_Task requirements_
Rewrite all of the items below, replacing every "interactable" with "clickable" and keeping everything else the same.

(Source records)

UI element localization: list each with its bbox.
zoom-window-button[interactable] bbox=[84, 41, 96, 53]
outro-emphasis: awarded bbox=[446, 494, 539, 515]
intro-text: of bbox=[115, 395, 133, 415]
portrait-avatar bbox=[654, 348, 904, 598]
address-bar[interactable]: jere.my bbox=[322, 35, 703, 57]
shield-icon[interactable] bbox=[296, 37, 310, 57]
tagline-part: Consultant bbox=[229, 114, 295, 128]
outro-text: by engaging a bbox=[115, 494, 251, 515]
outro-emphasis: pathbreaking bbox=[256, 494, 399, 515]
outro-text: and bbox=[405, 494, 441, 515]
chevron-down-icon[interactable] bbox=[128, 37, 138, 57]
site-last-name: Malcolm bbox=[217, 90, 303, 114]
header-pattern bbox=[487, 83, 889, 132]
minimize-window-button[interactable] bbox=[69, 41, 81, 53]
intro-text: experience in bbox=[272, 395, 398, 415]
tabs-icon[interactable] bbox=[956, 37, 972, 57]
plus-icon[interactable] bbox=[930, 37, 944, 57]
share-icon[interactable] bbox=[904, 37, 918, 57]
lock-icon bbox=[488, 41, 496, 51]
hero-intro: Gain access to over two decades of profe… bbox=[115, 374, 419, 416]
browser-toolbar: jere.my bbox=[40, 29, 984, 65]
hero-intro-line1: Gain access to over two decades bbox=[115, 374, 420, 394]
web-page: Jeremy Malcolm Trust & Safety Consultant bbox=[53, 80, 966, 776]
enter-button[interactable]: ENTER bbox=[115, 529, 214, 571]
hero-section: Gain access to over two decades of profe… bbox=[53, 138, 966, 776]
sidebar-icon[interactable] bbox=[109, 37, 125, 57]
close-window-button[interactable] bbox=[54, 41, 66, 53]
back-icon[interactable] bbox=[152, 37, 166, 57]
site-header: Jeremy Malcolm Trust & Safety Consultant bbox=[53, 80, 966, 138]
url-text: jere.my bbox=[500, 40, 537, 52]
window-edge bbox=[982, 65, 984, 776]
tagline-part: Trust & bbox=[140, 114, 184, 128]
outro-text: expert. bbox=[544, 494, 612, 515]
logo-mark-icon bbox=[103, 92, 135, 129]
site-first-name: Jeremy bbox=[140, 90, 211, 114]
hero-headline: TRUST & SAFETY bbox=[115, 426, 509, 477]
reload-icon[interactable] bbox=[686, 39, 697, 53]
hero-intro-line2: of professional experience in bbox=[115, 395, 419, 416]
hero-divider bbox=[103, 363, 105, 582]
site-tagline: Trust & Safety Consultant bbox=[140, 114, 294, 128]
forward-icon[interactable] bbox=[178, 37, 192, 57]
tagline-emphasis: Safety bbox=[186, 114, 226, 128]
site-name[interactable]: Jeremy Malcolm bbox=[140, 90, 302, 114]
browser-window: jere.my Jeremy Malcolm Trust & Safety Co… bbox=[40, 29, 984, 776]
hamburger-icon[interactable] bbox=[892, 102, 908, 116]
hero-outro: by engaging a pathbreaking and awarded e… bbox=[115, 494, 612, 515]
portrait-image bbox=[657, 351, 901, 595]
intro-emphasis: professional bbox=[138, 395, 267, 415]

_Correct output_
UI element localization: list each with its bbox.
zoom-window-button[clickable] bbox=[84, 41, 96, 53]
outro-emphasis: awarded bbox=[446, 494, 539, 515]
intro-text: of bbox=[115, 395, 133, 415]
portrait-avatar bbox=[654, 348, 904, 598]
address-bar[clickable]: jere.my bbox=[322, 35, 703, 57]
shield-icon[clickable] bbox=[296, 37, 310, 57]
tagline-part: Consultant bbox=[229, 114, 295, 128]
outro-text: by engaging a bbox=[115, 494, 251, 515]
outro-emphasis: pathbreaking bbox=[256, 494, 399, 515]
outro-text: and bbox=[405, 494, 441, 515]
chevron-down-icon[clickable] bbox=[128, 37, 138, 57]
site-last-name: Malcolm bbox=[217, 90, 303, 114]
header-pattern bbox=[487, 83, 889, 132]
minimize-window-button[clickable] bbox=[69, 41, 81, 53]
intro-text: experience in bbox=[272, 395, 398, 415]
tabs-icon[clickable] bbox=[956, 37, 972, 57]
plus-icon[clickable] bbox=[930, 37, 944, 57]
share-icon[clickable] bbox=[904, 37, 918, 57]
lock-icon bbox=[488, 41, 496, 51]
hero-intro: Gain access to over two decades of profe… bbox=[115, 374, 419, 416]
browser-toolbar: jere.my bbox=[40, 29, 984, 65]
hero-intro-line1: Gain access to over two decades bbox=[115, 374, 420, 394]
web-page: Jeremy Malcolm Trust & Safety Consultant bbox=[53, 80, 966, 776]
enter-button[clickable]: ENTER bbox=[115, 529, 214, 571]
hero-section: Gain access to over two decades of profe… bbox=[53, 138, 966, 776]
sidebar-icon[clickable] bbox=[109, 37, 125, 57]
close-window-button[clickable] bbox=[54, 41, 66, 53]
back-icon[clickable] bbox=[152, 37, 166, 57]
site-header: Jeremy Malcolm Trust & Safety Consultant bbox=[53, 80, 966, 138]
url-text: jere.my bbox=[500, 40, 537, 52]
window-edge bbox=[982, 65, 984, 776]
tagline-part: Trust & bbox=[140, 114, 184, 128]
outro-text: expert. bbox=[544, 494, 612, 515]
logo-mark-icon bbox=[103, 92, 135, 129]
site-first-name: Jeremy bbox=[140, 90, 211, 114]
hero-headline: TRUST & SAFETY bbox=[115, 426, 509, 477]
reload-icon[clickable] bbox=[686, 39, 697, 53]
hero-intro-line2: of professional experience in bbox=[115, 395, 419, 416]
hero-divider bbox=[103, 363, 105, 582]
site-tagline: Trust & Safety Consultant bbox=[140, 114, 294, 128]
forward-icon[clickable] bbox=[178, 37, 192, 57]
tagline-emphasis: Safety bbox=[186, 114, 226, 128]
site-name[clickable]: Jeremy Malcolm bbox=[140, 90, 302, 114]
browser-window: jere.my Jeremy Malcolm Trust & Safety Co… bbox=[40, 29, 984, 776]
hamburger-icon[clickable] bbox=[892, 102, 908, 116]
hero-outro: by engaging a pathbreaking and awarded e… bbox=[115, 494, 612, 515]
portrait-image bbox=[657, 351, 901, 595]
intro-emphasis: professional bbox=[138, 395, 267, 415]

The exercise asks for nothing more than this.